**Data records**
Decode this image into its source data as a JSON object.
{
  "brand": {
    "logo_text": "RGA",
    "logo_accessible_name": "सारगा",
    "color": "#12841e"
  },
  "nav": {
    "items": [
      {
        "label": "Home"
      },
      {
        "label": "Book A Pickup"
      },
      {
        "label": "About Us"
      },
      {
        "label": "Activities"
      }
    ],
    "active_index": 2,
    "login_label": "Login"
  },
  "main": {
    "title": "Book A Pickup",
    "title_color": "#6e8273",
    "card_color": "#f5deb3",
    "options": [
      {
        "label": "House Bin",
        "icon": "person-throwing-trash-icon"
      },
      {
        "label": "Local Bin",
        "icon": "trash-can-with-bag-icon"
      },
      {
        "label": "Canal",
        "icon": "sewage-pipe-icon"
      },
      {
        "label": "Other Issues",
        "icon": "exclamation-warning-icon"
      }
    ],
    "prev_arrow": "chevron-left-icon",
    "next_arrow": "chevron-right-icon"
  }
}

--

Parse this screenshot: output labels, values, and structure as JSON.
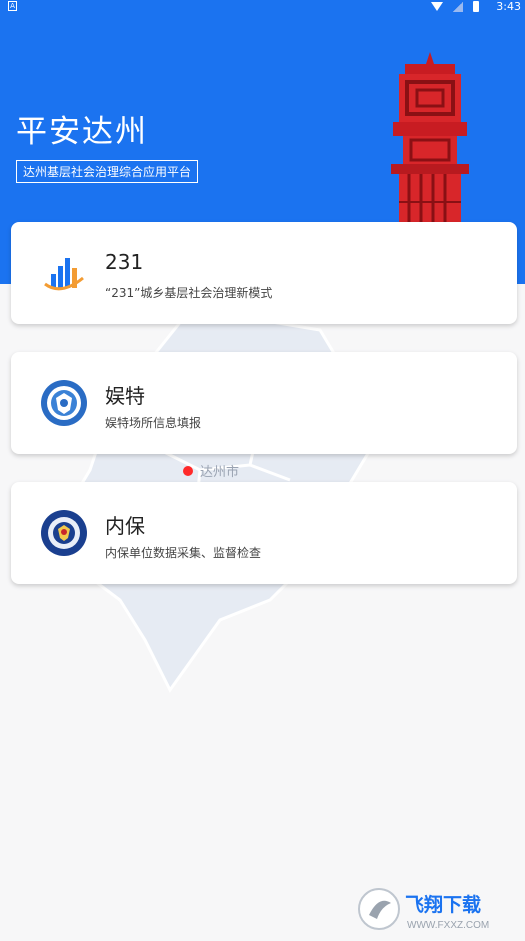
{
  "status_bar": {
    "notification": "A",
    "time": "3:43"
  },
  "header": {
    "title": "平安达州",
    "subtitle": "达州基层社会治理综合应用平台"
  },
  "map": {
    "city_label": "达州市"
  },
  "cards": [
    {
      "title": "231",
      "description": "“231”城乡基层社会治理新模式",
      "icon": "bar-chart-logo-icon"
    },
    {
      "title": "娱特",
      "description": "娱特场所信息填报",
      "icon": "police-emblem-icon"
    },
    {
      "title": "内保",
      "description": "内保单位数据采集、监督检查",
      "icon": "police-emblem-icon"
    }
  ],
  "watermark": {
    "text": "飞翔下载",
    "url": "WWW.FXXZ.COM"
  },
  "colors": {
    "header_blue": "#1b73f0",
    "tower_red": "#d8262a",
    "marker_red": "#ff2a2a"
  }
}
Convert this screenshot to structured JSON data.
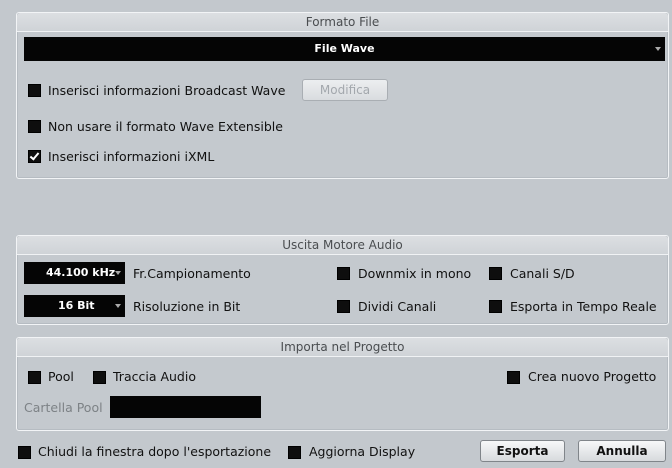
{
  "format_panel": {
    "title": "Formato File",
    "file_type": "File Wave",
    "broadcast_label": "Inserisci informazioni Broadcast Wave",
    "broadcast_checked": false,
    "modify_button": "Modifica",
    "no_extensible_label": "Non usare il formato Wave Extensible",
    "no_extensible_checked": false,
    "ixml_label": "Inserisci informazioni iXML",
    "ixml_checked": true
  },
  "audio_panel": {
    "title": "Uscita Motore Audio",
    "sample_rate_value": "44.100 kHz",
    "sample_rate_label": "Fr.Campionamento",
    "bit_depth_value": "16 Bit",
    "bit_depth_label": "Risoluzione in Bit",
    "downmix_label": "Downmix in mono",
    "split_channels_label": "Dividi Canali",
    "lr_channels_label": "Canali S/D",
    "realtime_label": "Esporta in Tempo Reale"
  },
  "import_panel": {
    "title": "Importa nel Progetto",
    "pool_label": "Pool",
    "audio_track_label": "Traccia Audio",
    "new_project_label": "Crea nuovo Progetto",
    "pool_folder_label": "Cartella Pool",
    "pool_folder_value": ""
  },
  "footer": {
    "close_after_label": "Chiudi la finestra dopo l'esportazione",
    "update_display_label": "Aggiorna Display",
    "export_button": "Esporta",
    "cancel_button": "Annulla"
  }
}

**Task objective**
In the listing above, find the lines holding the word "JSON" and copy them.

**Answer to this exercise**
Decode this image into its source data as a JSON object.
Parse this screenshot: output labels, values, and structure as JSON.
Convert this screenshot to structured JSON data.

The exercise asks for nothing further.